[Collected data]

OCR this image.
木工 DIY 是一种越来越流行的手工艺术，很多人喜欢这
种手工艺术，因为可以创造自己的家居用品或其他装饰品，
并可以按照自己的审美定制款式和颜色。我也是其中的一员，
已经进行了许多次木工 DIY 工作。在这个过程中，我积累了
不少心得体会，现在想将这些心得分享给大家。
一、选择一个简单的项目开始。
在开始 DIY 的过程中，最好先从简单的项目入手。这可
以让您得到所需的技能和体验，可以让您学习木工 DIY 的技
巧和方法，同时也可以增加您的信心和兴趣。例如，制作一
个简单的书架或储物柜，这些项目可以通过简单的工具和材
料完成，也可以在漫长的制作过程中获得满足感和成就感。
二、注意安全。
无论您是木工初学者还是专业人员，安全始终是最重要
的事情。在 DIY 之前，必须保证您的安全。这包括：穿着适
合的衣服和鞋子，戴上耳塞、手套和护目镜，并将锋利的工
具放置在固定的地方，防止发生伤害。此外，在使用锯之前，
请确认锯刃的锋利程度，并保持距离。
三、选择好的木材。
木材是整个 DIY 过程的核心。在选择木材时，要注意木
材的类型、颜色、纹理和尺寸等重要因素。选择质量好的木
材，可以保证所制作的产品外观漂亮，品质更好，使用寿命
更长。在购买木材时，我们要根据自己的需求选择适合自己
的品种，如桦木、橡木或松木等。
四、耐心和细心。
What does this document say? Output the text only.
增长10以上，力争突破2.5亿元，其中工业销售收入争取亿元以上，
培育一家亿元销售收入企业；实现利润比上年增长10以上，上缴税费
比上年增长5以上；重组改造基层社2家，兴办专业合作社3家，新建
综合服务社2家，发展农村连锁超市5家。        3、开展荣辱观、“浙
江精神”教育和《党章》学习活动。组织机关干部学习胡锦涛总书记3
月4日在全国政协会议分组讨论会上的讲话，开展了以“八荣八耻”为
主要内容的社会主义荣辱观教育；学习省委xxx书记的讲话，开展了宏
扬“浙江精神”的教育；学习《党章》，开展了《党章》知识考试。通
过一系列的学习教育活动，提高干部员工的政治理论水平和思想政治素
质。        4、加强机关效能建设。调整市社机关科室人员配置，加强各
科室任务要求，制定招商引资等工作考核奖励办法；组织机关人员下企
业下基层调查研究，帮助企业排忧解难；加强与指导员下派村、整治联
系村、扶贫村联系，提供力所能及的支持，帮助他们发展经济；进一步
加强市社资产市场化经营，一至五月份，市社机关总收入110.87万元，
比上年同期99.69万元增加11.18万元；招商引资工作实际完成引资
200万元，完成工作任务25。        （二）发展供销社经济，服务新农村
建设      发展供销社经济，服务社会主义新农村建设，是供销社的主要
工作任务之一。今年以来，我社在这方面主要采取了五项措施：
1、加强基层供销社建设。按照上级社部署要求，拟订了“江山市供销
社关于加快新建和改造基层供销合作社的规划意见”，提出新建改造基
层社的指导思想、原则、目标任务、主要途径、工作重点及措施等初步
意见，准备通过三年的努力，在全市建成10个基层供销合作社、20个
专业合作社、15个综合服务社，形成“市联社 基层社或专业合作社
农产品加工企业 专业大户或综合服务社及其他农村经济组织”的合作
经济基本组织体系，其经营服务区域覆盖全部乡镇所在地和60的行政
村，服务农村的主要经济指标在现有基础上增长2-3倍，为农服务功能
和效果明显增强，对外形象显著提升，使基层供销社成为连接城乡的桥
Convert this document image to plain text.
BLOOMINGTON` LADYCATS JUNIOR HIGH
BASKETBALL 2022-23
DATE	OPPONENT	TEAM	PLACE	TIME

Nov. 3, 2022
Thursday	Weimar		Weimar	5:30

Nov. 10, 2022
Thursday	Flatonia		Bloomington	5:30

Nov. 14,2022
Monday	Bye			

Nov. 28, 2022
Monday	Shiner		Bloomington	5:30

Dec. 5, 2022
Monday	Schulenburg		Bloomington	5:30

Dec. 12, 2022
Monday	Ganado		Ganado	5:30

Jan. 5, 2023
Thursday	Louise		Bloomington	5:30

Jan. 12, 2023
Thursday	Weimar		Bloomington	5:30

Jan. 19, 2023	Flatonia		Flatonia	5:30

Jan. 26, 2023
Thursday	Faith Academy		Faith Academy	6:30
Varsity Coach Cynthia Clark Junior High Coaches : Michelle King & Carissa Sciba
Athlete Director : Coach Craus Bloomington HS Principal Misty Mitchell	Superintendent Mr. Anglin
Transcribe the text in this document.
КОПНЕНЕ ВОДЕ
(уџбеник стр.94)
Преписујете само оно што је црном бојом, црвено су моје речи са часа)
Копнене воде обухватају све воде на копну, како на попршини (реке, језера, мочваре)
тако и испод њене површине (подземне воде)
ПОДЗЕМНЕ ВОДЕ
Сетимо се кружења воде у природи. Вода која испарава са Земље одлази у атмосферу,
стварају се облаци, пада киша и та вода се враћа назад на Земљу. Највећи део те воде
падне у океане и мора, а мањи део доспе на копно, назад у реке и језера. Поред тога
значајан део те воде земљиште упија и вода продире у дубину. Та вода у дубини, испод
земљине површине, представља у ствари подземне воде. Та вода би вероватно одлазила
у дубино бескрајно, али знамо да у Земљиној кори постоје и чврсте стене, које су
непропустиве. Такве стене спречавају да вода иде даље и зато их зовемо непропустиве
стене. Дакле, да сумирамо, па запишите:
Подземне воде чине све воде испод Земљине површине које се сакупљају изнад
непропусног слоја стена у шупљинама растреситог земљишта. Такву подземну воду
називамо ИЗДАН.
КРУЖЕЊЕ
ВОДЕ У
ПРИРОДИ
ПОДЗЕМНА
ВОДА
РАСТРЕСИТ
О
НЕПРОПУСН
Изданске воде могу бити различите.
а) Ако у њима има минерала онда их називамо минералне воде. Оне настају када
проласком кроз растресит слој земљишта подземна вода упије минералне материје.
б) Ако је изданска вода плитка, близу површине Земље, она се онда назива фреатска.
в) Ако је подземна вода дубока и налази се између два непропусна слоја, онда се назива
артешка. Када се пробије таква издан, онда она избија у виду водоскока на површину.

▶ Task prompt
Tally the lines in the listing that hold "које" and report the number alone.

▶ Correct output
2